[The problem] Wherever the word "this" appears in a line of the records, copy that line.

[Dataset rows about figures]
--- START ---

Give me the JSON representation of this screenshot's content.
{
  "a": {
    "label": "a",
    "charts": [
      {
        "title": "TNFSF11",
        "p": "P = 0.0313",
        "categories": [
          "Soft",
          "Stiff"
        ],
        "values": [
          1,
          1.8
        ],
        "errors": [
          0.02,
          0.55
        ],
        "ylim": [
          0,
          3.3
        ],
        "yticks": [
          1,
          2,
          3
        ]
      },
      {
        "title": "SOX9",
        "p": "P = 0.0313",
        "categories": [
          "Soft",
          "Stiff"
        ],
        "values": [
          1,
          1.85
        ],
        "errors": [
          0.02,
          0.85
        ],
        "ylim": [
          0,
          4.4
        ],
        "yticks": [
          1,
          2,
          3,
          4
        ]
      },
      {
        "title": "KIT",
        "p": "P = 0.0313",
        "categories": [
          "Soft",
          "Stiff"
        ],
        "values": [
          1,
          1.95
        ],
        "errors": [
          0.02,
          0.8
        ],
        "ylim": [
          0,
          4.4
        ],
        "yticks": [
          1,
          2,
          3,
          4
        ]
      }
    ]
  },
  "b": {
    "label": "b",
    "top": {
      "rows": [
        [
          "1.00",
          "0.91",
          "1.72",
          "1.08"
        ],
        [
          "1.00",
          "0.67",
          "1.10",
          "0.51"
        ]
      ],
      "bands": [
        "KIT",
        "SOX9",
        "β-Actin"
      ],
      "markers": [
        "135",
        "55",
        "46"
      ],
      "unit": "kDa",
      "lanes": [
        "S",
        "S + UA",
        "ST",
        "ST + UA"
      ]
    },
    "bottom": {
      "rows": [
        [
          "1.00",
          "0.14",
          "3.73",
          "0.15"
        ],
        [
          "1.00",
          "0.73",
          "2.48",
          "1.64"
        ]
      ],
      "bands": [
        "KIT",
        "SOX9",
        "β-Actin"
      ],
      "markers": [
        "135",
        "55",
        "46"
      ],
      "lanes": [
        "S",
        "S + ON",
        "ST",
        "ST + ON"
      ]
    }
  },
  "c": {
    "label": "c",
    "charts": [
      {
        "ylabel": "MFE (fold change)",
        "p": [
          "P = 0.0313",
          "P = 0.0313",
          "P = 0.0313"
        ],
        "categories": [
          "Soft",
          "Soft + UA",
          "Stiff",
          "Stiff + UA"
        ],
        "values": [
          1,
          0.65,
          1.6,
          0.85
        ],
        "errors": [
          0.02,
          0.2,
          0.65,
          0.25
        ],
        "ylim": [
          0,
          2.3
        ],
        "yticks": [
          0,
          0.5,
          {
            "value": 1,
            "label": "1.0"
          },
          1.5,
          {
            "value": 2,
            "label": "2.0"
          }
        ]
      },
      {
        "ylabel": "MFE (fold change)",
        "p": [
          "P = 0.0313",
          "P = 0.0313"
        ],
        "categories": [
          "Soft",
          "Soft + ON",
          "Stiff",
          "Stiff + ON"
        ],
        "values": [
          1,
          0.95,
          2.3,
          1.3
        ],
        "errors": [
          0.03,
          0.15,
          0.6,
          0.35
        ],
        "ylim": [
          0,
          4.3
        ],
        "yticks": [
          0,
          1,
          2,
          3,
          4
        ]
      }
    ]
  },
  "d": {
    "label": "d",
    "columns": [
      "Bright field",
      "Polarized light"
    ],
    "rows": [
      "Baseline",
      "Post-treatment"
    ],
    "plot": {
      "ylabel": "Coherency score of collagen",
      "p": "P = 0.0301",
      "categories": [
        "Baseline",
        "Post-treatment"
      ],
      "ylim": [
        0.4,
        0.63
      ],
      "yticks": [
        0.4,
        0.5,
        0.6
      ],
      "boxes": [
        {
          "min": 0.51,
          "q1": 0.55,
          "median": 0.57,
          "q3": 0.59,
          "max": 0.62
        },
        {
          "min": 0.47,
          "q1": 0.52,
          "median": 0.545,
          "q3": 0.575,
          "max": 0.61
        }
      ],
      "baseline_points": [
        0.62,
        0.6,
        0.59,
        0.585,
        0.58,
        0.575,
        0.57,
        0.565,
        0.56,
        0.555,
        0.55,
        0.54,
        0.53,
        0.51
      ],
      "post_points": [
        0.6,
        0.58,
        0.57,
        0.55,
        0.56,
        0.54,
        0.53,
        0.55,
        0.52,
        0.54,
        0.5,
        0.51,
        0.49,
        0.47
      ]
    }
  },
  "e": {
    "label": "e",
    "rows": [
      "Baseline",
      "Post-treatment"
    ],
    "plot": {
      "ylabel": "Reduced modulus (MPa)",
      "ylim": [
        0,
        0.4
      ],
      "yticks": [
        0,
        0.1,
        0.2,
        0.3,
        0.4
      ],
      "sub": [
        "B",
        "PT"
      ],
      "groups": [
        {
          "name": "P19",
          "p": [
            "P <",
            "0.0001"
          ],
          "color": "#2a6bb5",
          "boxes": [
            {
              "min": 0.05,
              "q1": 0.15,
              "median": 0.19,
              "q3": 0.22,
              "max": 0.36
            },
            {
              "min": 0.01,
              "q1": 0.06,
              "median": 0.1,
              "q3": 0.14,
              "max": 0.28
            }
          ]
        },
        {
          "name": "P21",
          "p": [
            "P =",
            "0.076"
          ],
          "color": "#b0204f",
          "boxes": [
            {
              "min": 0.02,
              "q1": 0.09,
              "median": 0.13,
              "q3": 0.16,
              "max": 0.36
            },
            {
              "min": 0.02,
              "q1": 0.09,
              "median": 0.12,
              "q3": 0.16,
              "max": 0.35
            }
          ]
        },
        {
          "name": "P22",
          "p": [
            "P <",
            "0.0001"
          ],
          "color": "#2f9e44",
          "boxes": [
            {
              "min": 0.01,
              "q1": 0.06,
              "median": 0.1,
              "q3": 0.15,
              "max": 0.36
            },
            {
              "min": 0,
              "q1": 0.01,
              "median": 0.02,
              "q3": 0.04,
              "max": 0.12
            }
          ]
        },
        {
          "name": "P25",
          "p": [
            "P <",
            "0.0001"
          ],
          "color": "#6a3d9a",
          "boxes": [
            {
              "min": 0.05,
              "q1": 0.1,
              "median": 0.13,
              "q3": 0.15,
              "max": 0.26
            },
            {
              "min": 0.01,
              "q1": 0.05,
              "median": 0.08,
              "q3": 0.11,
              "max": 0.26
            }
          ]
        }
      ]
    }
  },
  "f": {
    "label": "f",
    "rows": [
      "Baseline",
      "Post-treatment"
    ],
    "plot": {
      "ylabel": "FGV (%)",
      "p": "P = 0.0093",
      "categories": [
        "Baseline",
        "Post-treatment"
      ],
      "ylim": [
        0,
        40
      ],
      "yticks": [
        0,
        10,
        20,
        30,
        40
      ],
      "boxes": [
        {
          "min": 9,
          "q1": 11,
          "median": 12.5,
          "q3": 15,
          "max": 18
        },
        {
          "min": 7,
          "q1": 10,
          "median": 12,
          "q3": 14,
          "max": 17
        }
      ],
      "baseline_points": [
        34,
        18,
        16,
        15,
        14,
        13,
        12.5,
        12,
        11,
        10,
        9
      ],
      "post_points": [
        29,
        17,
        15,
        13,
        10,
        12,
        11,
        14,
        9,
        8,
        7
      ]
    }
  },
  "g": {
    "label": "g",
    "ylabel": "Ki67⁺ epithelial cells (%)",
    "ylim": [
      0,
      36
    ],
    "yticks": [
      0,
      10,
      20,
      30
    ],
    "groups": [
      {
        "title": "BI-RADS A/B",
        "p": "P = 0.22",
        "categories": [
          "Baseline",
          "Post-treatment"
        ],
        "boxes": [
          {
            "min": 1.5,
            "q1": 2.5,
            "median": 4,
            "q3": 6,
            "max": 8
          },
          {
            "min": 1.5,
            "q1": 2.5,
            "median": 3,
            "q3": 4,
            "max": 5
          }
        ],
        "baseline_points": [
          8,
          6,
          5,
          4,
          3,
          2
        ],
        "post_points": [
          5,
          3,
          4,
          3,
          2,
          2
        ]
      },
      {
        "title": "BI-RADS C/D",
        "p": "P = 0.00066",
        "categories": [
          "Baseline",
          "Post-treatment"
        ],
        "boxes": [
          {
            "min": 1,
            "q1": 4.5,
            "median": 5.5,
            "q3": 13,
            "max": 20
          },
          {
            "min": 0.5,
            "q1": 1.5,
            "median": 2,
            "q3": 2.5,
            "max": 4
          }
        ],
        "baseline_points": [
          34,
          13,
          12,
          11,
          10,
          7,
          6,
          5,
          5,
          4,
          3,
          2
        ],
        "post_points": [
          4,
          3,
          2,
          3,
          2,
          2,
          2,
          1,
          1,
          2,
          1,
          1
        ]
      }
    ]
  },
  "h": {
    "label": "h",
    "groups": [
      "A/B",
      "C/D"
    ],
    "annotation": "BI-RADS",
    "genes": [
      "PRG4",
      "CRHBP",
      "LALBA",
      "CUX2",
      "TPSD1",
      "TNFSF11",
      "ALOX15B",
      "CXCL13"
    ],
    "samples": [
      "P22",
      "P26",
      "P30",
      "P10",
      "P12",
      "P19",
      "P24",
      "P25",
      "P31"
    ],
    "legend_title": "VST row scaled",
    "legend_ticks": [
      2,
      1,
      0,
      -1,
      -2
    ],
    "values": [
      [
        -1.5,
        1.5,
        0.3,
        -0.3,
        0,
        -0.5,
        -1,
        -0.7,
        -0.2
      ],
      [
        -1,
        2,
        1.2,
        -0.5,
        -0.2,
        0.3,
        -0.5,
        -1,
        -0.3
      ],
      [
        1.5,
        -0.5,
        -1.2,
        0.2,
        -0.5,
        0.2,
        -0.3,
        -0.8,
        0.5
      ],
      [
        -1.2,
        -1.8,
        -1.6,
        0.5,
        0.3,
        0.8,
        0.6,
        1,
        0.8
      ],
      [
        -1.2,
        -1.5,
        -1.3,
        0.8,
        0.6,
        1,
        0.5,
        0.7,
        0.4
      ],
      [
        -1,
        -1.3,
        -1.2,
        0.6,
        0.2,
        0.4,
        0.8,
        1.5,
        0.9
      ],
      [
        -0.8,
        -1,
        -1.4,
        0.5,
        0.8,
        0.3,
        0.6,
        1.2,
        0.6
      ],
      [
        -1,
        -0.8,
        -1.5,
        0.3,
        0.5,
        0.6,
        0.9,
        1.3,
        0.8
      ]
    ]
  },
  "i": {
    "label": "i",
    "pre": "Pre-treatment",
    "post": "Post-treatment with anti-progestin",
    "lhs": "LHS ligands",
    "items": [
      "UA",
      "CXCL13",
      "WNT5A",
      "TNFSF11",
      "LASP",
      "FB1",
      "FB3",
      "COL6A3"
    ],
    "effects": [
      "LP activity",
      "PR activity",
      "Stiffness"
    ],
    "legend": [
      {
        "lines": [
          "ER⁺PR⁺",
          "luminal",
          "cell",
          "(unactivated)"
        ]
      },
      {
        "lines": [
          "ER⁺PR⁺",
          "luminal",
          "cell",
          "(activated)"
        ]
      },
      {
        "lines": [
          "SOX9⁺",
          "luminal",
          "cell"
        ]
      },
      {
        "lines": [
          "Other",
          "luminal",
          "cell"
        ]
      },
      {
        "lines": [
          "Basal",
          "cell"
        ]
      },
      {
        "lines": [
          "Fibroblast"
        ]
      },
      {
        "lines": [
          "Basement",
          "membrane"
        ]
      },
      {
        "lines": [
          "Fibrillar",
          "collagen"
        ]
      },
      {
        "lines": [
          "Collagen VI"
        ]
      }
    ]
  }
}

--- END ---
--- START ---

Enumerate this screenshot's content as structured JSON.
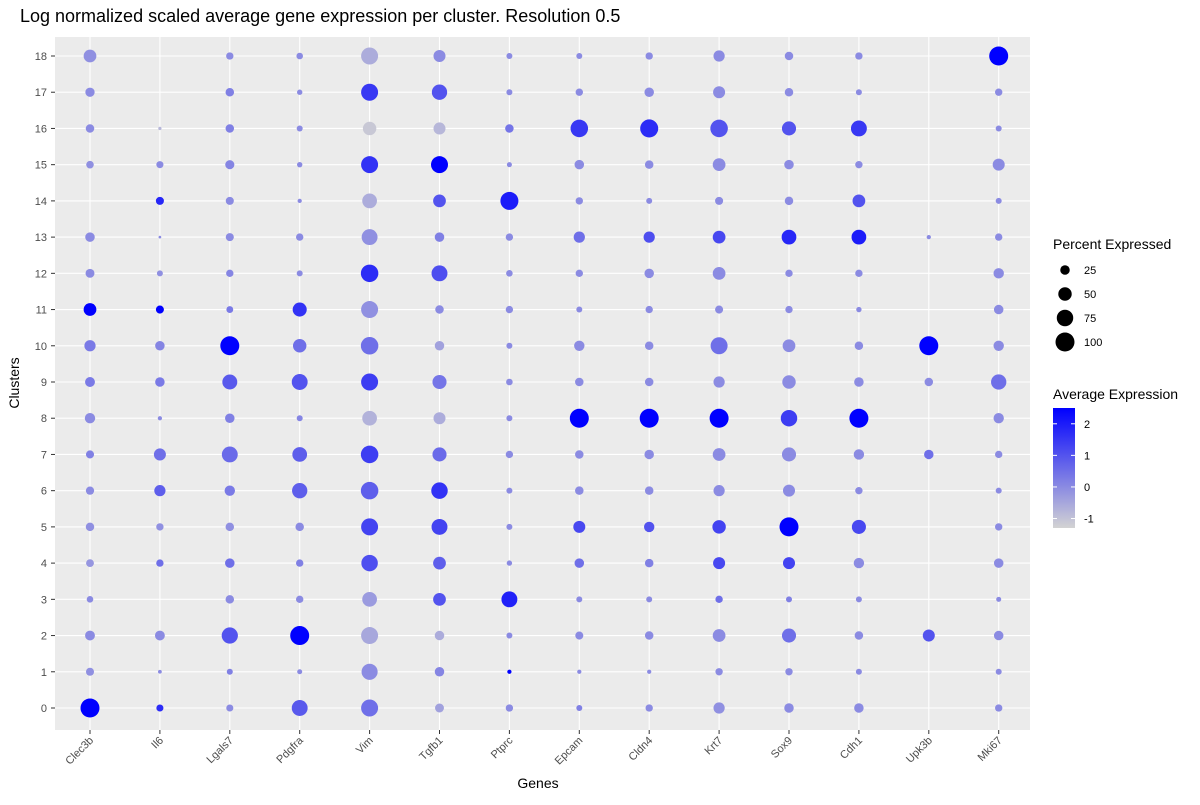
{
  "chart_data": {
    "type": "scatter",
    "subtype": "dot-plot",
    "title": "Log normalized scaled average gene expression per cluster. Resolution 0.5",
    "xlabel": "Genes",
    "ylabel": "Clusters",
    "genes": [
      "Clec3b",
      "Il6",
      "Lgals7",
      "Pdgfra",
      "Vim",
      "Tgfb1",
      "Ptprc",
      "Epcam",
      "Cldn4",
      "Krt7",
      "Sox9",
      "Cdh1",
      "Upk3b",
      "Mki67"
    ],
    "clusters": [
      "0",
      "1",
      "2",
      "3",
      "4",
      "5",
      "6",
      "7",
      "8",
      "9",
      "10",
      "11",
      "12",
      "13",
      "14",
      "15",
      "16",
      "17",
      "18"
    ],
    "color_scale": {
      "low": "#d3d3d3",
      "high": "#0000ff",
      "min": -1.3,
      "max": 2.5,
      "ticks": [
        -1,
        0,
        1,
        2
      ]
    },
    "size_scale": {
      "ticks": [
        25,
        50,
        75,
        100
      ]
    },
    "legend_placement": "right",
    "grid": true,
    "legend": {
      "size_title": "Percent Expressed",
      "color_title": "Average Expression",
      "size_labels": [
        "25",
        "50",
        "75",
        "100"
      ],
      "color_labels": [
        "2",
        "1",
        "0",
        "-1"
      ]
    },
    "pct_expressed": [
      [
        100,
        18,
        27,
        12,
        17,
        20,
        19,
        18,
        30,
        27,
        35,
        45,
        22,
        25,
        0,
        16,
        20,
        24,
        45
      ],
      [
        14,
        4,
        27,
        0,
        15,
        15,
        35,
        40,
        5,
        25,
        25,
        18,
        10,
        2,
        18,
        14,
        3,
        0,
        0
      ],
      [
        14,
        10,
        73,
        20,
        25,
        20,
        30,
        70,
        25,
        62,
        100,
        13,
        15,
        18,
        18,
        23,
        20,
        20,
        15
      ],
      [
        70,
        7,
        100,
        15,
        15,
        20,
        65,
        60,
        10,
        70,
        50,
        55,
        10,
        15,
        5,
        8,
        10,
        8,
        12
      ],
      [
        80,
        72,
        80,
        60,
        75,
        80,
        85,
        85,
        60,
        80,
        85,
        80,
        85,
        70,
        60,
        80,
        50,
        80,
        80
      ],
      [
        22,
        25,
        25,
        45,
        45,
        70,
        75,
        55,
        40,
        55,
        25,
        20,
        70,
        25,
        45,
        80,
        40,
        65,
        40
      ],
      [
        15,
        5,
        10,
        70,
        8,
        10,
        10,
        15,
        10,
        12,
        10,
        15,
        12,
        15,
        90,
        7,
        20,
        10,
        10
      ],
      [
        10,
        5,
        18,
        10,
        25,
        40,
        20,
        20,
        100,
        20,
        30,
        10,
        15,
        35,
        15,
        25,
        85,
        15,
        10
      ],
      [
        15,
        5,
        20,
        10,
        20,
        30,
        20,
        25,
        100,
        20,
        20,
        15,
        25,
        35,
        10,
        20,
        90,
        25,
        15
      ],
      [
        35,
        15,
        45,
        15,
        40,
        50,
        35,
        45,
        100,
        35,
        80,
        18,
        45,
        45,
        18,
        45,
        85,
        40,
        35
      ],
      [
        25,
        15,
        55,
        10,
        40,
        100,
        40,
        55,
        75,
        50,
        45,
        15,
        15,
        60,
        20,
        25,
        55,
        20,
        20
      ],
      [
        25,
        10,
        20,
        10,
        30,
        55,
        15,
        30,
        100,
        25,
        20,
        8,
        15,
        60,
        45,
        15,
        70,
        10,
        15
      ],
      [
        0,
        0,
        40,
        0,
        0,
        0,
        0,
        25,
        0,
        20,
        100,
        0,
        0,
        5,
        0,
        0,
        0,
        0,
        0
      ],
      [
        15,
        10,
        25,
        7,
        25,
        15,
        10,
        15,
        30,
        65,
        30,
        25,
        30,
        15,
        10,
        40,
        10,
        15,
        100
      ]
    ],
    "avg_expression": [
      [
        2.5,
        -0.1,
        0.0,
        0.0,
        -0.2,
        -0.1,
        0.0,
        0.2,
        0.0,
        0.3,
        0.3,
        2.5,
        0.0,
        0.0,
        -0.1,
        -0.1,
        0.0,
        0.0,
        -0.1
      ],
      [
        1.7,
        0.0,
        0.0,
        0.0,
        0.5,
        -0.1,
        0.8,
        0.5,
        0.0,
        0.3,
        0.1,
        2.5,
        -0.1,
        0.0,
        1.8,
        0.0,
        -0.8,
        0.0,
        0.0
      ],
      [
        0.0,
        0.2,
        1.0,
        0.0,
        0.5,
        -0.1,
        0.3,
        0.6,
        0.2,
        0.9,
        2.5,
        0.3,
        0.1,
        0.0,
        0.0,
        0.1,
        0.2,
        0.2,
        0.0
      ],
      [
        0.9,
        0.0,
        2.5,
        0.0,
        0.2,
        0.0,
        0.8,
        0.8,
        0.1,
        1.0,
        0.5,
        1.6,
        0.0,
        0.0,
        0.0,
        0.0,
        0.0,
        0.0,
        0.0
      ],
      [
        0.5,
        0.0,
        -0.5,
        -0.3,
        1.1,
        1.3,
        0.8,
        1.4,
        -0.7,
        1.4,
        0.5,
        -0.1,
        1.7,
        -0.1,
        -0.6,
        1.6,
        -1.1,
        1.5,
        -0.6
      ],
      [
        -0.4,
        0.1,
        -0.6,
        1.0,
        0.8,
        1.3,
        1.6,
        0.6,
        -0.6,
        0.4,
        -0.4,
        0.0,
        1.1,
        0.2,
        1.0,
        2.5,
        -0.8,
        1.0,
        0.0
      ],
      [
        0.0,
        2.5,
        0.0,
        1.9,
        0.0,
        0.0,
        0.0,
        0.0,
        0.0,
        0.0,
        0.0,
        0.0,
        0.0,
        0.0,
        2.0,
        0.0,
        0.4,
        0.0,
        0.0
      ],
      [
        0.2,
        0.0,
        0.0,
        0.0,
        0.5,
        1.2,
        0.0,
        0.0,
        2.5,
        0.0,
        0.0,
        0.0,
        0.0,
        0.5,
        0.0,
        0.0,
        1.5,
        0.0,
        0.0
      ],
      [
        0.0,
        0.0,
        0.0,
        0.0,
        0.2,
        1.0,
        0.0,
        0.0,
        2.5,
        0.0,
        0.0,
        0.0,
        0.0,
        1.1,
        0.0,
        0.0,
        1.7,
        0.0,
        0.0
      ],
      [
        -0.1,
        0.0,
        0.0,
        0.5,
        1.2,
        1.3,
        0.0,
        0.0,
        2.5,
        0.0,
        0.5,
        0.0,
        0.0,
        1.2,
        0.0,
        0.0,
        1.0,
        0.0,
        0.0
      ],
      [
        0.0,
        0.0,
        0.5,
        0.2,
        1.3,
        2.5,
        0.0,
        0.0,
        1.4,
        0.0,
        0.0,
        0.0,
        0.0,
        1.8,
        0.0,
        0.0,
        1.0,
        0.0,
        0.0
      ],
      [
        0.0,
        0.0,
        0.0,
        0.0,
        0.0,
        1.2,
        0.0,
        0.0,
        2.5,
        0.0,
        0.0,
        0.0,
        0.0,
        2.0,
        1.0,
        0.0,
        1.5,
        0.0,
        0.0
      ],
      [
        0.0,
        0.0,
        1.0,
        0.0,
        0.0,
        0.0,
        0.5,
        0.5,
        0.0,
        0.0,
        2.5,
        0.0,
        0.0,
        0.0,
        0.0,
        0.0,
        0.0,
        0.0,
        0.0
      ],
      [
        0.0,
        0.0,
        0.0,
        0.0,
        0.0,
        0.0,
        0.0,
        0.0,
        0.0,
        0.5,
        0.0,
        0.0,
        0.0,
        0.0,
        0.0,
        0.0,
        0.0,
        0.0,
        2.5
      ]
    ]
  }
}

--- END ---

[Problem solution]
Give me the JSON representation of this screenshot's content.
Enumerate this screenshot's content as structured JSON.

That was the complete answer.